--- Job ---
The listing beneath should be written out in full, exactly as shown.

--- Given data ---
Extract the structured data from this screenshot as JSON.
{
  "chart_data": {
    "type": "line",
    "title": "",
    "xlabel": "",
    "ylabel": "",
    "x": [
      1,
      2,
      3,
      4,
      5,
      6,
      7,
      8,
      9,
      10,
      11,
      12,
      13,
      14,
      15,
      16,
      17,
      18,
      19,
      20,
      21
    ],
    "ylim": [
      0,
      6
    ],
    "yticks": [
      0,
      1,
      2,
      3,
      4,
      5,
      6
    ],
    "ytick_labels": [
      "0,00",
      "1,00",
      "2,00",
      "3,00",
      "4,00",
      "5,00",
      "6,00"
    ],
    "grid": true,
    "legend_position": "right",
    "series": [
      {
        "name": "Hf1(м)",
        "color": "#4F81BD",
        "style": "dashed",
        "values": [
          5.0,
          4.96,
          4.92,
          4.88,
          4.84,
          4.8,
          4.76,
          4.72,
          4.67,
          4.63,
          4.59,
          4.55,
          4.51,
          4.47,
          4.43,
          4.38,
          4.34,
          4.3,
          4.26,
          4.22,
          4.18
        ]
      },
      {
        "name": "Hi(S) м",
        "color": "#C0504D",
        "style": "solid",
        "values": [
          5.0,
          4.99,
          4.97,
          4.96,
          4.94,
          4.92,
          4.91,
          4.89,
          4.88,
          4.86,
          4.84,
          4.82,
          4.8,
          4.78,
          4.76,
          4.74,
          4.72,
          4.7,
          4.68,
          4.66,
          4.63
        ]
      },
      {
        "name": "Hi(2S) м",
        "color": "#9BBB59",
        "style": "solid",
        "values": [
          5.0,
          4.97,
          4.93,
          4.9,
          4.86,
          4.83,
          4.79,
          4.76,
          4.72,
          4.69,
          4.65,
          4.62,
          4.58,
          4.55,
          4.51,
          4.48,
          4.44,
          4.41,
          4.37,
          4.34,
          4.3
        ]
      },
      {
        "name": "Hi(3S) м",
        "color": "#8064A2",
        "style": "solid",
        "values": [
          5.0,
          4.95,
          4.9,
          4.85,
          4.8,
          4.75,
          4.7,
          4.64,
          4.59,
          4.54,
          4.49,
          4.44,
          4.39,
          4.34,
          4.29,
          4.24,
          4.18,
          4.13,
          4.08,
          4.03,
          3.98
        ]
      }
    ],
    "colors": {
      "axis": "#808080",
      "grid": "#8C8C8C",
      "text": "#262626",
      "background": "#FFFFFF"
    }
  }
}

--- Task response ---
Extract the structured data from this screenshot as JSON.
{
  "chart_data": {
    "type": "line",
    "title": "",
    "xlabel": "",
    "ylabel": "",
    "x": [
      1,
      2,
      3,
      4,
      5,
      6,
      7,
      8,
      9,
      10,
      11,
      12,
      13,
      14,
      15,
      16,
      17,
      18,
      19,
      20,
      21
    ],
    "ylim": [
      0,
      6
    ],
    "yticks": [
      0,
      1,
      2,
      3,
      4,
      5,
      6
    ],
    "ytick_labels": [
      "0,00",
      "1,00",
      "2,00",
      "3,00",
      "4,00",
      "5,00",
      "6,00"
    ],
    "grid": true,
    "legend_position": "right",
    "series": [
      {
        "name": "Hf1(м)",
        "color": "#4F81BD",
        "style": "dashed",
        "values": [
          5.0,
          4.96,
          4.92,
          4.88,
          4.84,
          4.8,
          4.76,
          4.72,
          4.67,
          4.63,
          4.59,
          4.55,
          4.51,
          4.47,
          4.43,
          4.38,
          4.34,
          4.3,
          4.26,
          4.22,
          4.18
        ]
      },
      {
        "name": "Hi(S) м",
        "color": "#C0504D",
        "style": "solid",
        "values": [
          5.0,
          4.99,
          4.97,
          4.96,
          4.94,
          4.92,
          4.91,
          4.89,
          4.88,
          4.86,
          4.84,
          4.82,
          4.8,
          4.78,
          4.76,
          4.74,
          4.72,
          4.7,
          4.68,
          4.66,
          4.63
        ]
      },
      {
        "name": "Hi(2S) м",
        "color": "#9BBB59",
        "style": "solid",
        "values": [
          5.0,
          4.97,
          4.93,
          4.9,
          4.86,
          4.83,
          4.79,
          4.76,
          4.72,
          4.69,
          4.65,
          4.62,
          4.58,
          4.55,
          4.51,
          4.48,
          4.44,
          4.41,
          4.37,
          4.34,
          4.3
        ]
      },
      {
        "name": "Hi(3S) м",
        "color": "#8064A2",
        "style": "solid",
        "values": [
          5.0,
          4.95,
          4.9,
          4.85,
          4.8,
          4.75,
          4.7,
          4.64,
          4.59,
          4.54,
          4.49,
          4.44,
          4.39,
          4.34,
          4.29,
          4.24,
          4.18,
          4.13,
          4.08,
          4.03,
          3.98
        ]
      }
    ],
    "colors": {
      "axis": "#808080",
      "grid": "#8C8C8C",
      "text": "#262626",
      "background": "#FFFFFF"
    }
  }
}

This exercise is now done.